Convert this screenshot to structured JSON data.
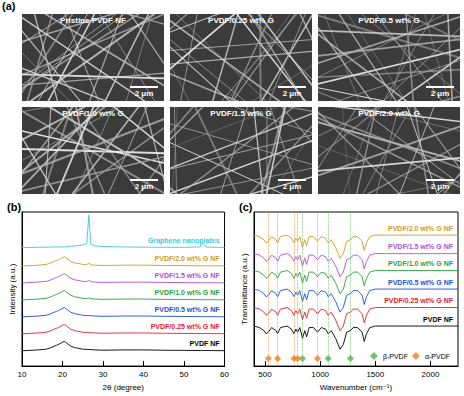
{
  "panel_a": {
    "label": "(a)",
    "images": [
      {
        "title": "Pristine PVDF NF",
        "scale_bar": "2 μm"
      },
      {
        "title": "PVDF/0.25 wt% G",
        "scale_bar": "2 μm"
      },
      {
        "title": "PVDF/0.5 wt% G",
        "scale_bar": "2 μm"
      },
      {
        "title": "PVDF/1.0 wt% G",
        "scale_bar": "2 μm"
      },
      {
        "title": "PVDF/1.5 wt% G",
        "scale_bar": "2 μm"
      },
      {
        "title": "PVDF/2.0 wt% G",
        "scale_bar": "2 μm"
      }
    ]
  },
  "chart_data": [
    {
      "type": "line",
      "title": "(b)",
      "x_label": "2θ (degree)",
      "y_label": "Intensity (a.u.)",
      "x": [
        10,
        12,
        14,
        16,
        17,
        18,
        18.5,
        19,
        20,
        20.5,
        21,
        22,
        23,
        25,
        26,
        26.5,
        27,
        28,
        30,
        35,
        40,
        45,
        50,
        54,
        54.6,
        55.5,
        60
      ],
      "series": [
        {
          "name": "PVDF NF",
          "color": "#000000",
          "values": [
            10,
            10.2,
            10.5,
            11,
            11.8,
            13,
            13.5,
            14,
            15.5,
            16,
            15,
            13,
            12,
            11,
            10.8,
            10.8,
            10.7,
            10.5,
            10.3,
            10.5,
            10.5,
            10.3,
            10.2,
            10.1,
            10.1,
            10.1,
            10
          ]
        },
        {
          "name": "PVDF/0.25 wt% G NF",
          "color": "#e8202a",
          "values": [
            21,
            21.2,
            21.5,
            22,
            22.8,
            24,
            24.5,
            25,
            26.5,
            27,
            26,
            24,
            23,
            22,
            21.8,
            21.8,
            21.7,
            21.5,
            21.3,
            21.5,
            21.5,
            21.3,
            21.2,
            21.1,
            21.1,
            21.1,
            21
          ]
        },
        {
          "name": "PVDF/0.5 wt% G NF",
          "color": "#1f4fd6",
          "values": [
            32,
            32.2,
            32.5,
            33,
            33.8,
            35,
            35.5,
            36,
            37.5,
            38,
            37,
            35,
            34,
            33,
            32.8,
            32.8,
            32.7,
            32.5,
            32.3,
            32.5,
            32.5,
            32.3,
            32.2,
            32.1,
            32.1,
            32.1,
            32
          ]
        },
        {
          "name": "PVDF/1.0 wt% G NF",
          "color": "#2aa23a",
          "values": [
            43,
            43.2,
            43.5,
            44,
            44.8,
            46,
            46.5,
            47,
            48.5,
            49,
            48,
            46,
            45,
            44,
            43.8,
            44.3,
            43.7,
            43.5,
            43.3,
            43.5,
            43.5,
            43.3,
            43.2,
            43.1,
            43.1,
            43.1,
            43
          ]
        },
        {
          "name": "PVDF/1.5 wt% G NF",
          "color": "#b050d8",
          "values": [
            54,
            54.2,
            54.5,
            55,
            55.8,
            57,
            57.5,
            58,
            59.5,
            60,
            59,
            57,
            56,
            55,
            54.8,
            55.8,
            54.7,
            54.5,
            54.3,
            54.5,
            54.5,
            54.3,
            54.2,
            54.1,
            54.1,
            54.1,
            54
          ]
        },
        {
          "name": "PVDF/2.0 wt% G NF",
          "color": "#c9a020",
          "values": [
            65,
            65.2,
            65.5,
            66,
            66.8,
            68,
            68.5,
            69,
            70.5,
            71,
            70,
            68,
            67,
            66,
            65.8,
            67,
            65.7,
            65.5,
            65.3,
            65.5,
            65.5,
            65.3,
            65.2,
            65.1,
            65.1,
            65.1,
            65
          ]
        },
        {
          "name": "Graphene nanoplates",
          "color": "#3cc8d8",
          "values": [
            77,
            77,
            77.1,
            77.2,
            77.2,
            77.3,
            77.3,
            77.3,
            77.4,
            77.4,
            77.5,
            77.8,
            78,
            78.5,
            79.5,
            98,
            79,
            78,
            77.6,
            77.3,
            77.2,
            77.1,
            77.1,
            77.3,
            80,
            77.2,
            77
          ]
        }
      ],
      "xlim": [
        10,
        60
      ],
      "xticks": [
        10,
        20,
        30,
        40,
        50,
        60
      ],
      "ylim": [
        0,
        100
      ],
      "tick_labels": "x",
      "grid": false
    },
    {
      "type": "line",
      "title": "(c)",
      "x_label": "Wavenumber (cm⁻¹)",
      "y_label": "Transmittance (a.u.)",
      "x": [
        400,
        450,
        490,
        510,
        530,
        560,
        600,
        614,
        640,
        700,
        740,
        763,
        780,
        796,
        815,
        840,
        860,
        877,
        900,
        940,
        976,
        1010,
        1050,
        1072,
        1100,
        1140,
        1180,
        1210,
        1240,
        1275,
        1300,
        1340,
        1380,
        1400,
        1420,
        1450,
        1500,
        1600,
        1700,
        1800,
        1900,
        2000,
        2100,
        2250
      ],
      "series": [
        {
          "name": "PVDF NF",
          "color": "#000000",
          "values": [
            26,
            25,
            23,
            21,
            22,
            25,
            23,
            21,
            25,
            26,
            24,
            21,
            24,
            22,
            25,
            18,
            23,
            19,
            25,
            25,
            22,
            25,
            24,
            21,
            23,
            18,
            11,
            14,
            22,
            23,
            25,
            25,
            22,
            16,
            21,
            25,
            26,
            26,
            26,
            26,
            26,
            26,
            26,
            26
          ]
        },
        {
          "name": "PVDF/0.25 wt% G NF",
          "color": "#e8202a",
          "values": [
            38,
            37,
            35,
            33,
            34,
            37,
            35,
            33,
            37,
            38,
            36,
            33,
            36,
            34,
            37,
            30,
            35,
            31,
            37,
            37,
            34,
            37,
            36,
            33,
            35,
            30,
            23,
            26,
            34,
            35,
            37,
            37,
            34,
            28,
            33,
            37,
            38,
            38,
            38,
            38,
            38,
            38,
            38,
            38
          ]
        },
        {
          "name": "PVDF/0.5 wt% G NF",
          "color": "#1f4fd6",
          "values": [
            50,
            49,
            47,
            45,
            46,
            49,
            47,
            45,
            49,
            50,
            48,
            45,
            48,
            46,
            49,
            42,
            47,
            43,
            49,
            49,
            46,
            49,
            48,
            45,
            47,
            42,
            35,
            38,
            46,
            47,
            49,
            49,
            46,
            40,
            45,
            49,
            50,
            50,
            50,
            50,
            50,
            50,
            50,
            50
          ]
        },
        {
          "name": "PVDF/1.0 wt% G NF",
          "color": "#2aa23a",
          "values": [
            62,
            61,
            59,
            57,
            58,
            61,
            59,
            57,
            61,
            62,
            60,
            57,
            60,
            58,
            61,
            54,
            59,
            55,
            61,
            61,
            58,
            61,
            60,
            57,
            59,
            54,
            47,
            50,
            58,
            59,
            61,
            61,
            58,
            52,
            57,
            61,
            62,
            62,
            62,
            62,
            62,
            62,
            62,
            62
          ]
        },
        {
          "name": "PVDF/1.5 wt% G NF",
          "color": "#b050d8",
          "values": [
            73,
            72,
            70,
            68,
            69,
            72,
            70,
            68,
            72,
            73,
            71,
            68,
            71,
            69,
            72,
            65,
            70,
            66,
            72,
            72,
            69,
            72,
            71,
            68,
            70,
            65,
            58,
            61,
            69,
            70,
            72,
            72,
            69,
            63,
            68,
            72,
            73,
            73,
            73,
            73,
            73,
            73,
            73,
            73
          ]
        },
        {
          "name": "PVDF/2.0 wt% G NF",
          "color": "#c9a020",
          "values": [
            85,
            84,
            82,
            80,
            81,
            84,
            82,
            80,
            84,
            85,
            83,
            80,
            83,
            81,
            84,
            77,
            82,
            78,
            84,
            84,
            81,
            84,
            83,
            80,
            82,
            77,
            70,
            73,
            81,
            82,
            84,
            84,
            81,
            75,
            80,
            84,
            85,
            85,
            85,
            85,
            85,
            85,
            85,
            85
          ]
        },
        {
          "name": "β-PVDF",
          "type": "scatter",
          "marker": "diamond",
          "line_style": "dotted",
          "color": "#50b848",
          "x": [
            840,
            1072,
            1275
          ],
          "values": [
            5,
            5,
            5
          ]
        },
        {
          "name": "α-PVDF",
          "type": "scatter",
          "marker": "diamond",
          "line_style": "dotted",
          "color": "#f08020",
          "x": [
            530,
            614,
            763,
            796,
            976
          ],
          "values": [
            5,
            5,
            5,
            5,
            5
          ]
        }
      ],
      "xlim": [
        400,
        2250
      ],
      "xticks": [
        500,
        1000,
        1500,
        2000
      ],
      "ylim": [
        0,
        100
      ],
      "tick_labels": "x",
      "grid": false,
      "legend": "lower right"
    }
  ]
}
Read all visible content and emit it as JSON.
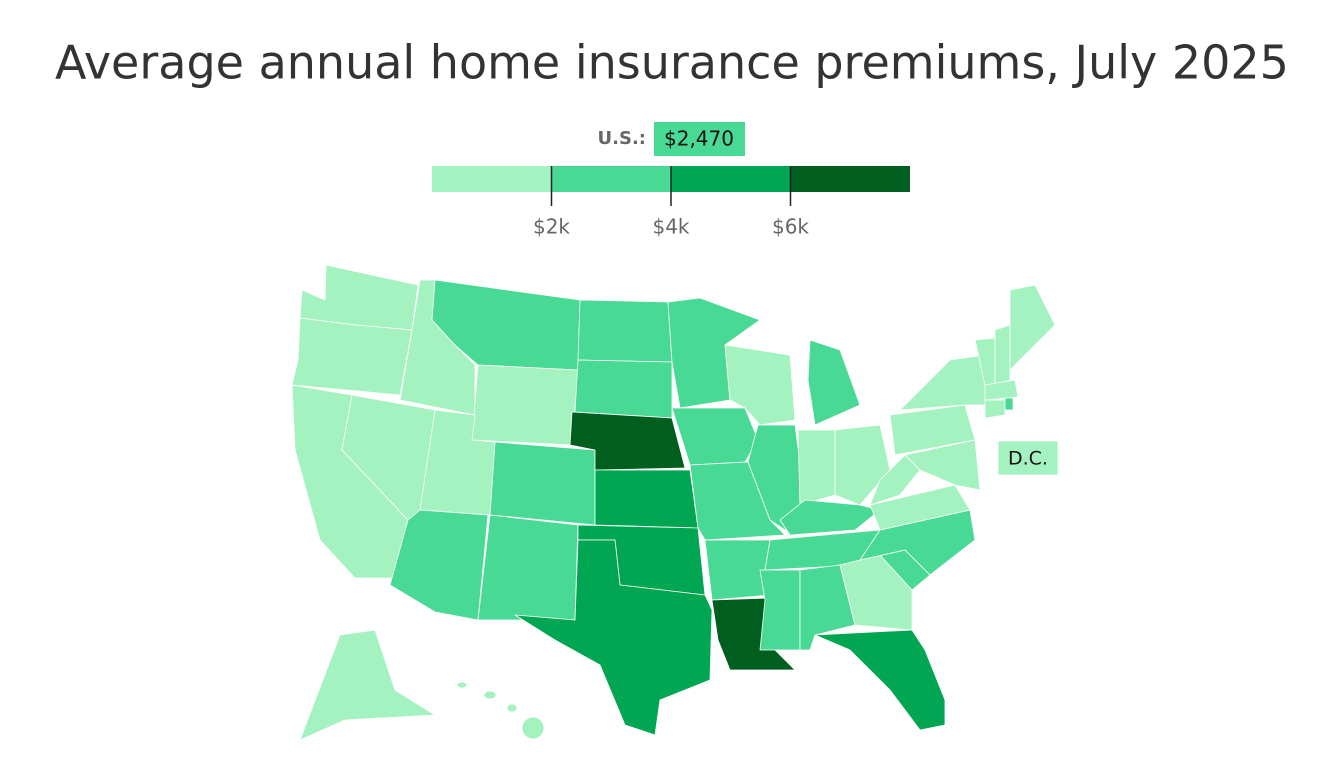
{
  "title": "Average annual home insurance premiums, July 2025",
  "us": {
    "label": "U.S.:",
    "value": 2470,
    "value_label": "$2,470"
  },
  "legend": {
    "colors": [
      "#a3f2c0",
      "#48d994",
      "#00a651",
      "#005e1f"
    ],
    "lim": [
      0,
      8000
    ],
    "ticks": [
      {
        "value": 2000,
        "label": "$2k"
      },
      {
        "value": 4000,
        "label": "$4k"
      },
      {
        "value": 6000,
        "label": "$6k"
      }
    ]
  },
  "dc_label": "D.C."
}
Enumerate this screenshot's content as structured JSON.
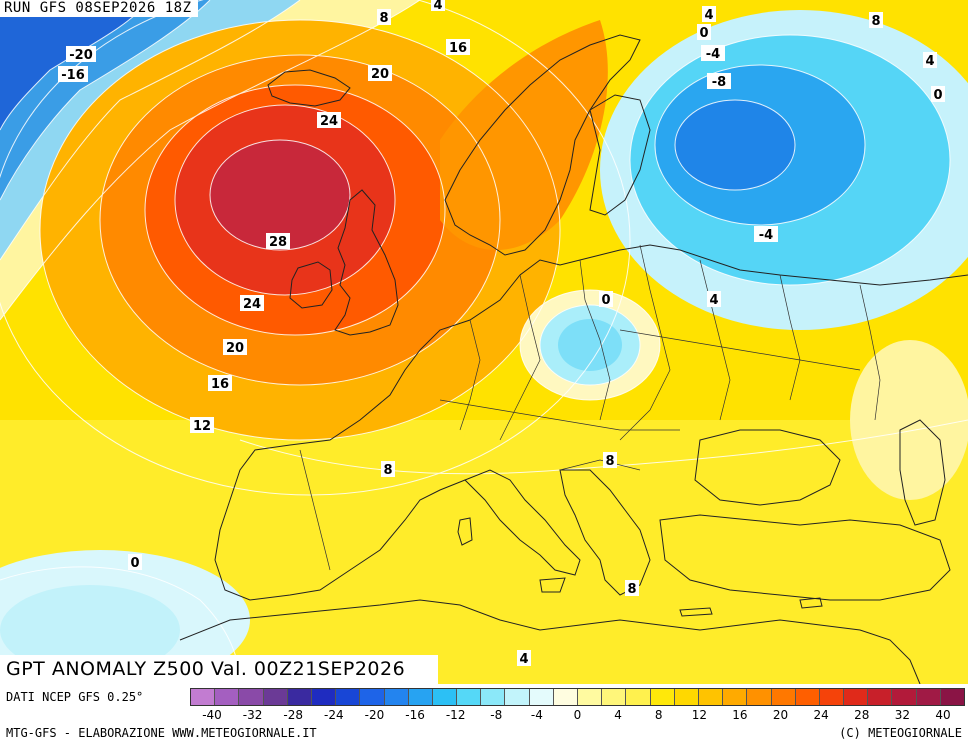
{
  "header": {
    "run_label": "RUN GFS 08SEP2026 18Z"
  },
  "title": "GPT ANOMALY Z500 Val. 00Z21SEP2026",
  "footer": {
    "source": "DATI NCEP GFS 0.25°",
    "credit_left": "MTG-GFS - ELABORAZIONE WWW.METEOGIORNALE.IT",
    "credit_right": "(C) METEOGIORNALE"
  },
  "colors": {
    "land_base": "#f3e000",
    "ocean_base": "#f2d300",
    "coast": "#222222"
  },
  "legend": {
    "ticks": [
      "-40",
      "-32",
      "-28",
      "-24",
      "-20",
      "-16",
      "-12",
      "-8",
      "-4",
      "0",
      "4",
      "8",
      "12",
      "16",
      "20",
      "24",
      "28",
      "32",
      "40"
    ],
    "swatches": [
      "#c27cd1",
      "#a45fc0",
      "#8a4aa8",
      "#6b3a96",
      "#3a2aa0",
      "#1f2cc0",
      "#1846d6",
      "#1e64e8",
      "#2384ef",
      "#27a3f2",
      "#2cc0f5",
      "#55d8f7",
      "#8be8f9",
      "#c2f4fb",
      "#e4fbfc",
      "#fffde0",
      "#fffaa0",
      "#fff67a",
      "#fff14e",
      "#ffe80a",
      "#ffd800",
      "#ffc300",
      "#ffaa00",
      "#ff9100",
      "#ff7800",
      "#ff5f00",
      "#f5430a",
      "#e02a1a",
      "#c8202a",
      "#b21a3a",
      "#a01a45",
      "#8a1445"
    ]
  },
  "contour_labels": [
    {
      "text": "-20"
    },
    {
      "text": "-16"
    },
    {
      "text": "8"
    },
    {
      "text": "4"
    },
    {
      "text": "16"
    },
    {
      "text": "20"
    },
    {
      "text": "24"
    },
    {
      "text": "28"
    },
    {
      "text": "24"
    },
    {
      "text": "20"
    },
    {
      "text": "16"
    },
    {
      "text": "12"
    },
    {
      "text": "8"
    },
    {
      "text": "0"
    },
    {
      "text": "4"
    },
    {
      "text": "0"
    },
    {
      "text": "-4"
    },
    {
      "text": "-8"
    },
    {
      "text": "8"
    },
    {
      "text": "4"
    },
    {
      "text": "0"
    },
    {
      "text": "-4"
    },
    {
      "text": "0"
    },
    {
      "text": "4"
    },
    {
      "text": "8"
    },
    {
      "text": "8"
    },
    {
      "text": "4"
    }
  ]
}
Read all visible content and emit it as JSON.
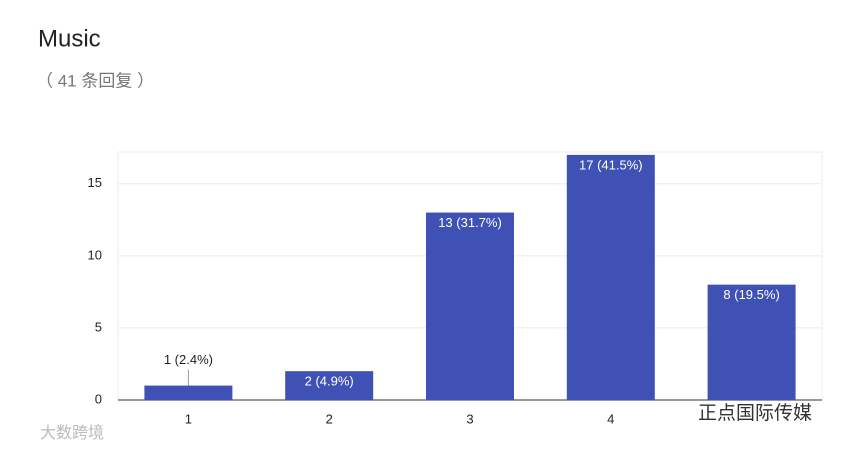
{
  "chart_data": {
    "type": "bar",
    "title": "Music",
    "subtitle": "（ 41 条回复 ）",
    "categories": [
      "1",
      "2",
      "3",
      "4",
      null
    ],
    "values": [
      1,
      2,
      13,
      17,
      8
    ],
    "value_labels": [
      "1 (2.4%)",
      "2 (4.9%)",
      "13 (31.7%)",
      "17 (41.5%)",
      "8 (19.5%)"
    ],
    "color": "#3f51b5",
    "ylim": [
      0,
      17.2
    ],
    "yticks": [
      0,
      5,
      10,
      15
    ],
    "grid": true
  },
  "watermarks": [
    "大数跨境",
    "正点国际传媒"
  ]
}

--- Written request ---
In the records above, how many lines contain the string "this"? State that number only.

--- Result below ---
2